BEGIN Records for processing
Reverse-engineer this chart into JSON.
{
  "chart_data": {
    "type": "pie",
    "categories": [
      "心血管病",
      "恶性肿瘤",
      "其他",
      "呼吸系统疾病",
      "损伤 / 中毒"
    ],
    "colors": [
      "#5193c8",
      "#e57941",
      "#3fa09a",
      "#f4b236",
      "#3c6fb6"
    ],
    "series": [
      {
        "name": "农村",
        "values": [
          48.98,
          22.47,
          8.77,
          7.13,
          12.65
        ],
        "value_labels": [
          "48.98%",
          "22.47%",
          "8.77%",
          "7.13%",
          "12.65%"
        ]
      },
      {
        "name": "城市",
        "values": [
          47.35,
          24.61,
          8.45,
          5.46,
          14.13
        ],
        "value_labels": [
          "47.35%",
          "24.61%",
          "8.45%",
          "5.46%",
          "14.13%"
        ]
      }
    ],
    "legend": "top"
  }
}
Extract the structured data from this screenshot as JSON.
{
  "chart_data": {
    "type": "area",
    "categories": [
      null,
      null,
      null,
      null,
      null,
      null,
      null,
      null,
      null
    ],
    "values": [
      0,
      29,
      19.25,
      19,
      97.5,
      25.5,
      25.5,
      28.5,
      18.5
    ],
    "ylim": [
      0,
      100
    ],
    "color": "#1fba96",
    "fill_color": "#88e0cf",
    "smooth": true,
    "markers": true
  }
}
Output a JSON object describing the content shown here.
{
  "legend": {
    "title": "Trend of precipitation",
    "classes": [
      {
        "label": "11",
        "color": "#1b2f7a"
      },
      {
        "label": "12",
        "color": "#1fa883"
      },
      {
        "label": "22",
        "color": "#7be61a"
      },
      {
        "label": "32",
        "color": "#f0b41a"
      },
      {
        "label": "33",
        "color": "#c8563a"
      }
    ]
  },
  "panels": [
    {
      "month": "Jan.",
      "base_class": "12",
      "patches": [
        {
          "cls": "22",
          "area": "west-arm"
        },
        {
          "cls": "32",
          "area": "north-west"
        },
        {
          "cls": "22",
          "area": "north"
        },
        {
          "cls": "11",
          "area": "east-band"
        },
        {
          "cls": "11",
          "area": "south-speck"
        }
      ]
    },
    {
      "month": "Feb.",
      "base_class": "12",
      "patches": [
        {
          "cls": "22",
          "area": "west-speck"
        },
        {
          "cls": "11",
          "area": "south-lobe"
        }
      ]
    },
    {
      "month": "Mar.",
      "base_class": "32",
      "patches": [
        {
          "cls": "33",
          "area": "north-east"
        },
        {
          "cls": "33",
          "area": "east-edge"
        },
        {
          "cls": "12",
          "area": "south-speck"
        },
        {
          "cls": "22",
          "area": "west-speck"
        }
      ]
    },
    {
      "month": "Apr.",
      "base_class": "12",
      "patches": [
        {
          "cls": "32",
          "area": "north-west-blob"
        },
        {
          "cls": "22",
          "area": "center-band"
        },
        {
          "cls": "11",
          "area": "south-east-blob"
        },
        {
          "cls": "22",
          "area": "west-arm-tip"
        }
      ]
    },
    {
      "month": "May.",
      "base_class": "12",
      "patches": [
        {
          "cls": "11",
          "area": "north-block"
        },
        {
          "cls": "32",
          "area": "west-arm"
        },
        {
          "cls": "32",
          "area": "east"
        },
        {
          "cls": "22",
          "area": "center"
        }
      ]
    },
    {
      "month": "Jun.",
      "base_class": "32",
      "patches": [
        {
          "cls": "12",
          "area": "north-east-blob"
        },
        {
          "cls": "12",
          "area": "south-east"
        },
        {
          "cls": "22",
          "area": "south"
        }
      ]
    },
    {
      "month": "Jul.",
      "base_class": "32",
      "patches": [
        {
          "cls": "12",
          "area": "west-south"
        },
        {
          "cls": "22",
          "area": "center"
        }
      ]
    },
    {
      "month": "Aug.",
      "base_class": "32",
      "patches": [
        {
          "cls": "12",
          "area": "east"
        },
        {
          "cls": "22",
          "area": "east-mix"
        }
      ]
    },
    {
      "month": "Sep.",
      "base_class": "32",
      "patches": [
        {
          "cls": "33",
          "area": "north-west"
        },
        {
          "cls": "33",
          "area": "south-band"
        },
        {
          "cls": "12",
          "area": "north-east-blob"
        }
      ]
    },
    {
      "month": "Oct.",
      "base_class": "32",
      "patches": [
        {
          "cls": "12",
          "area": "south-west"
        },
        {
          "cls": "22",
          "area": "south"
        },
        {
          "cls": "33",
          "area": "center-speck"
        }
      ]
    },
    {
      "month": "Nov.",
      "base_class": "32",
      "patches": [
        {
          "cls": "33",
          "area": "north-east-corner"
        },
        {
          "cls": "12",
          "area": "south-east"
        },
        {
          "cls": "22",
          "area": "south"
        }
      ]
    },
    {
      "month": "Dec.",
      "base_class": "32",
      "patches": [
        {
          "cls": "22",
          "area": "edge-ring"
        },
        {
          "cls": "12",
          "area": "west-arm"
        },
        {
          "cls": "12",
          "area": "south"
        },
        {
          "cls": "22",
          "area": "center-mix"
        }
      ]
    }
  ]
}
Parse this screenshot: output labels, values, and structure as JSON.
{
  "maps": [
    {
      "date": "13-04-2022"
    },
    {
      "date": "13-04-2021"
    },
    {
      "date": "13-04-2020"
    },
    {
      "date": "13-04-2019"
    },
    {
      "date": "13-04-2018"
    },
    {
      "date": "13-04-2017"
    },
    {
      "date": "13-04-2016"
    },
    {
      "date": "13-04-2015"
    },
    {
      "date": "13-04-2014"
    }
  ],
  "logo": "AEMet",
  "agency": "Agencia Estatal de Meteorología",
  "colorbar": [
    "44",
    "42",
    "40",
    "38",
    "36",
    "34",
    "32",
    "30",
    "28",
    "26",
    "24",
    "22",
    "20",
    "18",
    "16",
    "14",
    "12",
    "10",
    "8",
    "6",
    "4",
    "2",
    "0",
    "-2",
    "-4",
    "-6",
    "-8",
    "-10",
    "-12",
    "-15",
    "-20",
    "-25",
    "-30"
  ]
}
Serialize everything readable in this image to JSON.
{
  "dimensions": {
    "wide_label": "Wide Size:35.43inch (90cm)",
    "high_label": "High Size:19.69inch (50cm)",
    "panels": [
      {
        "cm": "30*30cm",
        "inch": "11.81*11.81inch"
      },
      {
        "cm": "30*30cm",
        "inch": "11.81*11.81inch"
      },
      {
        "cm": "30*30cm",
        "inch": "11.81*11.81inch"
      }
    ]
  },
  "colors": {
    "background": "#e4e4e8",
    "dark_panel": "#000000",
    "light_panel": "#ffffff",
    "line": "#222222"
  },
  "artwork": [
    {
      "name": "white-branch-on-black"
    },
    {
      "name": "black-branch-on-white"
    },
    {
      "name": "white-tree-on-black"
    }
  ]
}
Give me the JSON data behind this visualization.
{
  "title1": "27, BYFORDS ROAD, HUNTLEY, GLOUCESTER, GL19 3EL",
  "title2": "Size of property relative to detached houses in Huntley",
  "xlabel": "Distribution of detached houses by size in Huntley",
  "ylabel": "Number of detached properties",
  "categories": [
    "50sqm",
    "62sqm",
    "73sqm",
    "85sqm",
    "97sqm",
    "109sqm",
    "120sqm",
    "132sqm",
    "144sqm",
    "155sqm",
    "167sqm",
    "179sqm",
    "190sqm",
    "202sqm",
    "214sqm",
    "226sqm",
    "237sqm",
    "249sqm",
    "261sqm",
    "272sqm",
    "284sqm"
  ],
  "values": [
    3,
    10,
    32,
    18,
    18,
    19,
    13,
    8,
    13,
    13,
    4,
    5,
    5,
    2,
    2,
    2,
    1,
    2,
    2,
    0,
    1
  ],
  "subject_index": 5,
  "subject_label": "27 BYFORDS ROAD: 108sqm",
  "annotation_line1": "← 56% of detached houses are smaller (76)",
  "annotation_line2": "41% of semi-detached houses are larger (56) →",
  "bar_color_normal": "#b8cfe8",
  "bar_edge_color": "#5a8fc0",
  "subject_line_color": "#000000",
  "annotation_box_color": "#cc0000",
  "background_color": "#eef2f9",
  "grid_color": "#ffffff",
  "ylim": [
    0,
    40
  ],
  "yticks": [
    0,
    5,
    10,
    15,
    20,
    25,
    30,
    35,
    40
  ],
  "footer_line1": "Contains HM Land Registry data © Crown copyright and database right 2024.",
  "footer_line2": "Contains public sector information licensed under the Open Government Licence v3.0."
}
END Records for processing
_Work to complete_
Look through the listing and extract every line with "date" in it.

_Answer below_
      "date": "13-04-2022"
      "date": "13-04-2021"
      "date": "13-04-2020"
      "date": "13-04-2019"
      "date": "13-04-2018"
      "date": "13-04-2017"
      "date": "13-04-2016"
      "date": "13-04-2015"
      "date": "13-04-2014"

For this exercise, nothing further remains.